**Required work**
Write each record again exactly as it stands.

**Data section**
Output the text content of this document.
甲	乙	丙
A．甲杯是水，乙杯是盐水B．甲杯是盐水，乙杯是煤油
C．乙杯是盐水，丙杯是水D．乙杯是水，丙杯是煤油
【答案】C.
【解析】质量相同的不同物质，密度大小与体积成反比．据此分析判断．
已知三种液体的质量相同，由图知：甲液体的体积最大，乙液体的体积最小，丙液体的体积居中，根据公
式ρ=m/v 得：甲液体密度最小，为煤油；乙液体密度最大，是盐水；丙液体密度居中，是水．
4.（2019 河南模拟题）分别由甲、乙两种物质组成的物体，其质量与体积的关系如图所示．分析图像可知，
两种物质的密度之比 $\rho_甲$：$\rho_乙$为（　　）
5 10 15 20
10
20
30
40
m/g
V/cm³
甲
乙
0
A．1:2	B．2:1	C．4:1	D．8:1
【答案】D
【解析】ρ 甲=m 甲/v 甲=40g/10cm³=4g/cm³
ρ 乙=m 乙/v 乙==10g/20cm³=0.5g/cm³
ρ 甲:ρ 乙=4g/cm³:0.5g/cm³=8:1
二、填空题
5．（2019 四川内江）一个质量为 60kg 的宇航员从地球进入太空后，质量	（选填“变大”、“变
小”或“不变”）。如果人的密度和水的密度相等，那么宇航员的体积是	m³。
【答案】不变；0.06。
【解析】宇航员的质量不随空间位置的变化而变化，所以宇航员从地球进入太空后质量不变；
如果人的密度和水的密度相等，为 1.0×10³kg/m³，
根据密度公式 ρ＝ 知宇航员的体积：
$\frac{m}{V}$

**Completed task**
Output the text content of this document.
甲	乙	丙
A．甲杯是水，乙杯是盐水B．甲杯是盐水，乙杯是煤油
C．乙杯是盐水，丙杯是水D．乙杯是水，丙杯是煤油
【答案】C.
【解析】质量相同的不同物质，密度大小与体积成反比．据此分析判断．
已知三种液体的质量相同，由图知：甲液体的体积最大，乙液体的体积最小，丙液体的体积居中，根据公
式ρ=m/v 得：甲液体密度最小，为煤油；乙液体密度最大，是盐水；丙液体密度居中，是水．
4.（2019 河南模拟题）分别由甲、乙两种物质组成的物体，其质量与体积的关系如图所示．分析图像可知，
两种物质的密度之比 $\rho_甲$：$\rho_乙$为（　　）
5 10 15 20
10
20
30
40
m/g
V/cm³
甲
乙
0
A．1:2	B．2:1	C．4:1	D．8:1
【答案】D
【解析】ρ 甲=m 甲/v 甲=40g/10cm³=4g/cm³
ρ 乙=m 乙/v 乙==10g/20cm³=0.5g/cm³
ρ 甲:ρ 乙=4g/cm³:0.5g/cm³=8:1
二、填空题
5．（2019 四川内江）一个质量为 60kg 的宇航员从地球进入太空后，质量	（选填“变大”、“变
小”或“不变”）。如果人的密度和水的密度相等，那么宇航员的体积是	m³。
【答案】不变；0.06。
【解析】宇航员的质量不随空间位置的变化而变化，所以宇航员从地球进入太空后质量不变；
如果人的密度和水的密度相等，为 1.0×10³kg/m³，
根据密度公式 ρ＝ 知宇航员的体积：
$\frac{m}{V}$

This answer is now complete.